- TEXTO DO EXERCÍCIO:

O caminho que vai da comunicação espontânea ao uso das formas do oral adequadas à diversidade de situações é longo. Tal como refere Maria José Ferraz (2007:30)

(…) para que os alunos sejam claros no seu modo de expressão (correcta articulação dos sons e uso de um registo de voz adequado), para que progressivamente utilizem um vocabulário rigoroso e diversificado ou se sirvam de estruturas gramaticais complexas, e ainda para que saibam argumentar ou seleccionar estratégias para planificar um texto a produzir, será necessário tempo para um ensino que permita uma aprendizagem consistente.

Verifica-se pelo exposto que a oralidade na escola e muito concretamente na aula de Língua Portuguesa/Português é muito importante, constituindo condição fundamental para a aquisição/aperfeiçoamento de competências numa língua.

Dados de segmentação de página:
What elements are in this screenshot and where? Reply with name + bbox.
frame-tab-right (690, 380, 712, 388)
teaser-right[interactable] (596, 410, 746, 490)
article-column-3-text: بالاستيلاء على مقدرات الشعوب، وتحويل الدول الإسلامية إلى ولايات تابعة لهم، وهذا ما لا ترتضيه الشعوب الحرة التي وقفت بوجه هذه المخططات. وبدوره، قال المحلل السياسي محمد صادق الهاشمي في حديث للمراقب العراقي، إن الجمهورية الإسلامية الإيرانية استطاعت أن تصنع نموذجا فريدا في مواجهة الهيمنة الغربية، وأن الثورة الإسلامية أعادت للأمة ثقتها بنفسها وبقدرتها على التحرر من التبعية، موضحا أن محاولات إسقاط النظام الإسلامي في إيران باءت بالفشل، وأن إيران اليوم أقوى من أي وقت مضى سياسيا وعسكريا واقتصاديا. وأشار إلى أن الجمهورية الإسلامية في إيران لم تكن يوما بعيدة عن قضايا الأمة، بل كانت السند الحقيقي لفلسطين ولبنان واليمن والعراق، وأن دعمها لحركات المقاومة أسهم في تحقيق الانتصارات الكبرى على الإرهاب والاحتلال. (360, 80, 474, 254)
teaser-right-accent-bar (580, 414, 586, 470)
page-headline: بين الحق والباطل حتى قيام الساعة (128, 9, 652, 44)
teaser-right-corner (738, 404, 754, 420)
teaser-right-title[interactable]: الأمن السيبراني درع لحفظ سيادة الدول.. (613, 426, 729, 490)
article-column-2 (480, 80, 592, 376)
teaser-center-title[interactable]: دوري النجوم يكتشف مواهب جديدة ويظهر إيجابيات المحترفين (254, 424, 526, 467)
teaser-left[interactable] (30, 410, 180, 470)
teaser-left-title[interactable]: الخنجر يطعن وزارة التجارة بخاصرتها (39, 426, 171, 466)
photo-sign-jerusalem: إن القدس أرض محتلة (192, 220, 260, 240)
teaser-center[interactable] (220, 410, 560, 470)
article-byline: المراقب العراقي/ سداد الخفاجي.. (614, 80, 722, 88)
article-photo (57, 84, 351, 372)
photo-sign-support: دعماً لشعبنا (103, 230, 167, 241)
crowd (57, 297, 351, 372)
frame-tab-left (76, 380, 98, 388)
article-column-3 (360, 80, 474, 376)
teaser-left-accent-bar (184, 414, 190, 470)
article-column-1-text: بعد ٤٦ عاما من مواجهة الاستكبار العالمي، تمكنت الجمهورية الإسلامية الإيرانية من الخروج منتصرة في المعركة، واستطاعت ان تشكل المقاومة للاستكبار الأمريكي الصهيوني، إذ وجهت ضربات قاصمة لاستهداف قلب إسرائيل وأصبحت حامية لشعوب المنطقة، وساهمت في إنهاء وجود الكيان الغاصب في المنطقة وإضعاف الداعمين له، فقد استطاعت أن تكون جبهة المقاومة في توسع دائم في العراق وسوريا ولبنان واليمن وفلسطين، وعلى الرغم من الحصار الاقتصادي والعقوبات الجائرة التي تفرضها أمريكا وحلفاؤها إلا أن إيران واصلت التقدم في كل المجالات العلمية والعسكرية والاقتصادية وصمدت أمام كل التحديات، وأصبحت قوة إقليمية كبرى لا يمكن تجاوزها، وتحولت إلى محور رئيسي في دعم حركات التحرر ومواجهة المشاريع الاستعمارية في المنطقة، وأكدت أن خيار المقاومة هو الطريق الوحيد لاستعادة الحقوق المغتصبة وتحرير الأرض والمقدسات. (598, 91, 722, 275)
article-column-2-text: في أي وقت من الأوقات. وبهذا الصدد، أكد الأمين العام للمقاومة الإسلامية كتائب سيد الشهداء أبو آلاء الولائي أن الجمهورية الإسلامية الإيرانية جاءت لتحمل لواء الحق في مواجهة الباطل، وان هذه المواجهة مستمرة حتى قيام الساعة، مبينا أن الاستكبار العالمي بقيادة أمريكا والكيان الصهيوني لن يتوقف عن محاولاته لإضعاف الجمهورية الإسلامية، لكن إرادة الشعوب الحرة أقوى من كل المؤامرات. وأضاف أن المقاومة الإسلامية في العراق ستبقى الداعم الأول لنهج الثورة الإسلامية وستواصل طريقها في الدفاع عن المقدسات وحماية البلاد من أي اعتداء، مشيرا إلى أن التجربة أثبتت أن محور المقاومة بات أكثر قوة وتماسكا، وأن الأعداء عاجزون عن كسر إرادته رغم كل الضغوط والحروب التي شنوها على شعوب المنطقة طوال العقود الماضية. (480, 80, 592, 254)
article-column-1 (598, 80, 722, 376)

- PROBLEMA 1:
Pode reescrever o texto sobre a oralidade na escola de "(…) para que" a "competências numa língua.", substituindo "oralidade" por "expressão oral"?
- PROBLEMA 2:
Como prosseguiria o texto sobre a oralidade na escola a partir da última frase apresentada?
Não é preciso recorrer aos dados.

- RESPOSTA AO EXERCÍCIO 1:
(…) para que os alunos sejam claros no seu modo de expressão (correcta articulação dos sons e uso de um registo de voz adequado), para que progressivamente utilizem um vocabulário rigoroso e diversificado ou se sirvam de estruturas gramaticais complexas, e ainda para que saibam argumentar ou seleccionar estratégias para planificar um texto a produzir, será necessário tempo para um ensino que permita uma aprendizagem consistente.

Verifica-se pelo exposto que a expressão oral na escola e muito concretamente na aula de Língua Portuguesa/Português é muito importante, constituindo condição fundamental para a aquisição/aperfeiçoamento de competências numa língua.

- RESPOSTA AO EXERCÍCIO 2:
Nos PPEB é desatacada a importância da oralidade junto dos alunos ao assumir que deverá ser dado igual relevo ao trabalho sobre o desenvolvimento das competências do modo oral e do modo escrito. Embora tenha sido incrementado, nos vários programas, ao longo dos anos, o desenvolvimento das competências orais, é um facto que a oralidade em contexto de sala de aula tem sido abordada de forma superficial, ou seja sem objetivos específicos, nem a menor preocupação de um ensino estruturado, principalmente no que concerne ao seu uso em contextos formais. Os próprios manuais escolares de Língua Portuguesa/Português, portadores básicos de conhecimentos, não costumavam dar muito espaço a essas questões e não as tratavam com a devida atenção, no sentido de desenvolver a competência oral para situações que não são de facto espontaneamente orais, mas previamente planeadas para serem enunciadas oralmente.

Nos seus princípios estruturantes os PPEB realçam a necessidade de desenvolver esta competência específica pelo que dão instruções e reclamam a necessidade de trabalhar o oral na sala de aula em contextos variados, onde os alunos tomem a palavra, de forma a adquirirem competências comunicativas.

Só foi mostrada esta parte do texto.